= WHAT YOU SHOULD DO =
Using the passage about Hamilton and Wolff, answer these:
1. How long did the contract talks two years ago take, and in what city were they held?
2. What were the value and length of the extension Hamilton signed?
3. What did the advertising value of Mercedes' presence in F1 rise to, and from what figure?

= SOURCE =
************

After all, there cannot be too many high-profile sportsmen around the world, such as Hamilton, that have entered the most important contract negotiations of their career – without an agent, it must be noted – and concluded talks in the space of 10 hours, over a pizza, and in their own apartment.
That is exactly what Hamilton and Wolff did two years ago, in the former's pad in Monaco, prior to the British driver putting pen to paper on an eye-watering £40 million two-year extension to a contract that expires at the end of this year.
Given the hiatus over the past two months, you would hope Hamilton and Wolff have taken advantage of this period without the pressure of racing and at least commenced discussions over a further extension, even if they have been unable to do so face-to-face.
When they sat down to conduct the interview with Brundle, it was likely one of the last such meetings held between them prior to lockdown putting a freeze on such previously commonplace activities. But the pair made clear that even during those times when they are not in each other's vicinity, they engage in banter via text or WhatsApp, again underlining the comfort zone in which their relationship currently exists.
Wolff revealed, for instance, that Hamilton had jokingly messaged him after it had come to light that from 2012 through to the present day, the advertising value of Mercedes' presence in F1 had risen from $60-$70million to $4.5 billion. As a starting platform to negotiate a new deal, Hamilton quickly jumped on such a fact. “Don't worry he sent me that number a few weeks ago,” laughed Wolff.
Of course, it is not champagne and roses all the time. There is not some bromance taking place as there has been plenty of work put into making their partnership function as it does today.
“It's definitely not just come easy,” confirmed Hamilton. “It's been over time we've learned to trust one another, which is obviously such an important value to have, that respect, and we just continue to build.”
Pertinently, Hamilton added: “We’ve never had a bust-up or anything like that. We have disagreements but we just talk it out.
“The thing is, I think we’ve just always been really transparent with each other whether you like it or not, and I think that’s been why it’s as healthy as it is.”

************

= STORED RECORDS =

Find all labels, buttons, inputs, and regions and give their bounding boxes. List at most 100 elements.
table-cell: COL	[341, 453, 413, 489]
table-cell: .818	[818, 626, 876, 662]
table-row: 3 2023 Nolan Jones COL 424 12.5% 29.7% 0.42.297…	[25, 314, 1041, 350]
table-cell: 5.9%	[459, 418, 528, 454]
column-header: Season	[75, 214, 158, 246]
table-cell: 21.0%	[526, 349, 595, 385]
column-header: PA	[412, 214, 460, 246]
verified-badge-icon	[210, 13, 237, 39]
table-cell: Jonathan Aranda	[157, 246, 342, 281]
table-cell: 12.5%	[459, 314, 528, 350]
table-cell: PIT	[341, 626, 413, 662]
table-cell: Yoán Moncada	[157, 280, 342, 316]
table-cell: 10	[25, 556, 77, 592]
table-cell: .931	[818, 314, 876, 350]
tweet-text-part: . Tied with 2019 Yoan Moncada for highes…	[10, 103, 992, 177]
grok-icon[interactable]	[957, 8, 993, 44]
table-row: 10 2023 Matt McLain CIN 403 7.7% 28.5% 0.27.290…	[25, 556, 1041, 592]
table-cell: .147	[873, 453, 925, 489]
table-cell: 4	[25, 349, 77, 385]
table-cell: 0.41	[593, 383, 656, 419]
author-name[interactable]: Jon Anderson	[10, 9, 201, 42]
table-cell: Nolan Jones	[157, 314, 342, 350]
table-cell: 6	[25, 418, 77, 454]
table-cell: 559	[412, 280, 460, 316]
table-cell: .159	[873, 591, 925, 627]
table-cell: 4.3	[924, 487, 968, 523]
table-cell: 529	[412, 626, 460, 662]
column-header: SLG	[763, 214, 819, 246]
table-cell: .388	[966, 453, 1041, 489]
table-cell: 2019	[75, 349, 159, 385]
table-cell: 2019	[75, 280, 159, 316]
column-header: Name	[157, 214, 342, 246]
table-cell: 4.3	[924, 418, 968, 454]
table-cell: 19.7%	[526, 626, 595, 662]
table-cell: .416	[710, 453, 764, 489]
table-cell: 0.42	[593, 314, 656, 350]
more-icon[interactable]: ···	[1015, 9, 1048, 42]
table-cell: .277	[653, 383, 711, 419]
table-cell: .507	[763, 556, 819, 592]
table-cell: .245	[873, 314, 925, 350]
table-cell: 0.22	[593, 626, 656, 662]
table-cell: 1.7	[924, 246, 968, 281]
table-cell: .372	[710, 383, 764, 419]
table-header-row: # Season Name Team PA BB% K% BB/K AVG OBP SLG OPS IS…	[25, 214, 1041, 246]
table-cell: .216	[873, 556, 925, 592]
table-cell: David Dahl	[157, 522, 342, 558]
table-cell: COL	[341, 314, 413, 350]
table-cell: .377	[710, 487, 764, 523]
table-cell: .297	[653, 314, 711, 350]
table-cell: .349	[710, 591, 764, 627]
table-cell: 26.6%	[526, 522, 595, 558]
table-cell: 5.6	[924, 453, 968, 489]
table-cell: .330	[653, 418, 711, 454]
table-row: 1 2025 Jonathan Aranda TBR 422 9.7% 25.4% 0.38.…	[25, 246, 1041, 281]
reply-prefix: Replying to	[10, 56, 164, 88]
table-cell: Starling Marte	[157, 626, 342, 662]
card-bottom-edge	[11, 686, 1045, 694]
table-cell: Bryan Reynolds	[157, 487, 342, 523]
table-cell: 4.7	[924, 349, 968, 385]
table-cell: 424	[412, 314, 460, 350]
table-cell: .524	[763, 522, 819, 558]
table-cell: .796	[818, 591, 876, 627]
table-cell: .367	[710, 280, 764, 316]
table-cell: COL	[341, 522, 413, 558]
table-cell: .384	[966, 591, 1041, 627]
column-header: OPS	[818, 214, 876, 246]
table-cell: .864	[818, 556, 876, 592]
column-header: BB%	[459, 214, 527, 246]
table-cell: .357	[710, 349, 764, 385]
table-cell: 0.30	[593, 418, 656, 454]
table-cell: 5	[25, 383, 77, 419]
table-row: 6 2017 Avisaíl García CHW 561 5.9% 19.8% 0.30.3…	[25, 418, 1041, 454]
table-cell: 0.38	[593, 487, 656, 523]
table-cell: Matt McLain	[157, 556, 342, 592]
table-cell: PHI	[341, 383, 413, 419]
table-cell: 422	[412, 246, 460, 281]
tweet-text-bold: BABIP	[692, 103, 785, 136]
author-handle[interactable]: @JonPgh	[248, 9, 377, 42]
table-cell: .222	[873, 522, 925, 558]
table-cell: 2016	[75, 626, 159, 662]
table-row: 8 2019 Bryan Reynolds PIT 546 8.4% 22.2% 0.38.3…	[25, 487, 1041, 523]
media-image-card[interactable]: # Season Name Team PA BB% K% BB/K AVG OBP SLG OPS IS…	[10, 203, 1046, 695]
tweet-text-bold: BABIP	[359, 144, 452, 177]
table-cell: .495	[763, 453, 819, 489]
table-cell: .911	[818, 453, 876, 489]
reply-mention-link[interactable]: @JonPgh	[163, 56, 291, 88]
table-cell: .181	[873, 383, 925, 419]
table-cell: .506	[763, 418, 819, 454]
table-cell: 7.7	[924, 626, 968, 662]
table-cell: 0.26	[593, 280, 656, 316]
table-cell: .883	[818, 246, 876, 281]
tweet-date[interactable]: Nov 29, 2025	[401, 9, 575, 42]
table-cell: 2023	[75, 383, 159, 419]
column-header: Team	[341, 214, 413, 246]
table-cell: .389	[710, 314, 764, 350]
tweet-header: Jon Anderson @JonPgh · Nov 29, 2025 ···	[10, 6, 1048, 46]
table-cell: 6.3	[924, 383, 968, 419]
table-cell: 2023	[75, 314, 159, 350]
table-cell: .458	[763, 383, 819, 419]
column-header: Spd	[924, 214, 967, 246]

************

= TASK OUTPUT =
1. 10 hours, in Monaco.
2. £40 million, for two years.
3. It rose from $60-$70 million to $4.5 billion.